| Records for this exercise |
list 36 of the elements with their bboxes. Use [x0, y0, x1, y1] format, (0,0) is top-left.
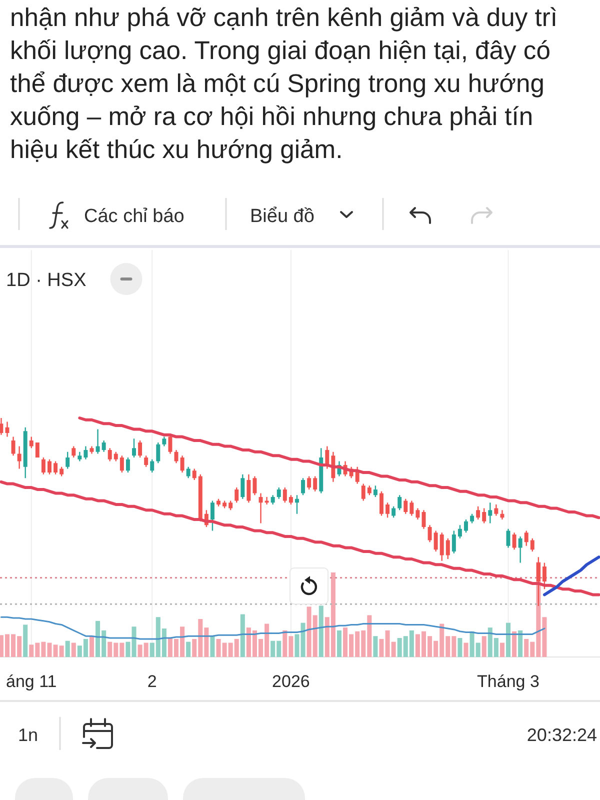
- candlestick: [264, 496, 269, 504]
- bar: [318, 606, 324, 657]
- bar: [186, 642, 191, 657]
- text: nhận như phá vỡ cạnh trên kênh giảm và duy trì khối lượng cao. Trong giai đoạn hiện tại, đây có thể được xem là một cú Spring trong xu hướng xuống – mở ra cơ hội hồi nhưng chưa phải tín hiệu kết thúc xu hướng giảm.: [10, 3, 559, 166]
- text: 20:32:24: [526, 725, 597, 745]
- chart-title: 1D · HSX: [6, 270, 87, 291]
- bar: [71, 642, 76, 657]
- x-tick-label: 2026: [272, 672, 310, 691]
- bar: [373, 636, 378, 657]
- bar: [300, 622, 306, 657]
- bar: [210, 636, 215, 657]
- candlestick: [17, 446, 22, 469]
- text: Biểu đồ: [250, 206, 314, 227]
- text: Các chỉ báo: [84, 206, 184, 227]
- bar: [294, 634, 300, 657]
- candlestick: [494, 504, 498, 516]
- x-tick-label: Tháng 3: [477, 672, 540, 691]
- bar: [23, 624, 28, 657]
- x-tick-label: áng 11: [6, 672, 57, 691]
- candlestick: [96, 429, 100, 454]
- bar: [336, 630, 342, 657]
- candlestick: [258, 493, 263, 524]
- text: 1n: [18, 725, 38, 745]
- bar: [89, 636, 94, 657]
- bar: [240, 614, 245, 657]
- bar: [518, 630, 523, 657]
- bar: [500, 642, 504, 657]
- candlestick: [78, 452, 82, 462]
- bar: [464, 642, 468, 657]
- bar: [512, 631, 517, 657]
- bar: [482, 636, 486, 657]
- bar: [506, 622, 511, 657]
- candlestick: [518, 536, 522, 563]
- bar: [65, 640, 70, 657]
- x-tick-label: 2: [147, 672, 157, 691]
- bar: [458, 638, 462, 657]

| What is being asked |
Convert every row above into a JSON array of strings, with one string per line and no blank lines. Omit the pictures from the output.

| The reply |
[
  "list 36 of the elements with their bboxes. Use [x0, y0, x1, y1] format, (0,0) is top-left.",
  "- candlestick: [264, 496, 269, 504]",
  "- bar: [318, 606, 324, 657]",
  "- bar: [186, 642, 191, 657]",
  "- text: nhận như phá vỡ cạnh trên kênh giảm và duy trì khối lượng cao. Trong giai đoạn hiện tại, đây có thể được xem là một cú Spring trong xu hướng xuống – mở ra cơ hội hồi nhưng chưa phải tín hiệu kết thúc xu hướng giảm.: [10, 3, 559, 166]",
  "- text: 20:32:24: [526, 725, 597, 745]",
  "- chart-title: 1D · HSX: [6, 270, 87, 291]",
  "- bar: [71, 642, 76, 657]",
  "- x-tick-label: 2026: [272, 672, 310, 691]",
  "- bar: [373, 636, 378, 657]",
  "- bar: [300, 622, 306, 657]",
  "- bar: [210, 636, 215, 657]",
  "- candlestick: [17, 446, 22, 469]",
  "- text: Biểu đồ: [250, 206, 314, 227]",
  "- text: Các chỉ báo: [84, 206, 184, 227]",
  "- bar: [294, 634, 300, 657]",
  "- candlestick: [494, 504, 498, 516]",
  "- x-tick-label: Tháng 3: [477, 672, 540, 691]",
  "- bar: [23, 624, 28, 657]",
  "- x-tick-label: áng 11: [6, 672, 57, 691]",
  "- candlestick: [96, 429, 100, 454]",
  "- bar: [336, 630, 342, 657]",
  "- candlestick: [258, 493, 263, 524]",
  "- text: 1n: [18, 725, 38, 745]",
  "- bar: [89, 636, 94, 657]",
  "- bar: [240, 614, 245, 657]",
  "- bar: [518, 630, 523, 657]",
  "- bar: [500, 642, 504, 657]",
  "- candlestick: [78, 452, 82, 462]",
  "- bar: [464, 642, 468, 657]",
  "- bar: [512, 631, 517, 657]",
  "- bar: [482, 636, 486, 657]",
  "- bar: [506, 622, 511, 657]",
  "- candlestick: [518, 536, 522, 563]",
  "- bar: [65, 640, 70, 657]",
  "- x-tick-label: 2: [147, 672, 157, 691]",
  "- bar: [458, 638, 462, 657]"
]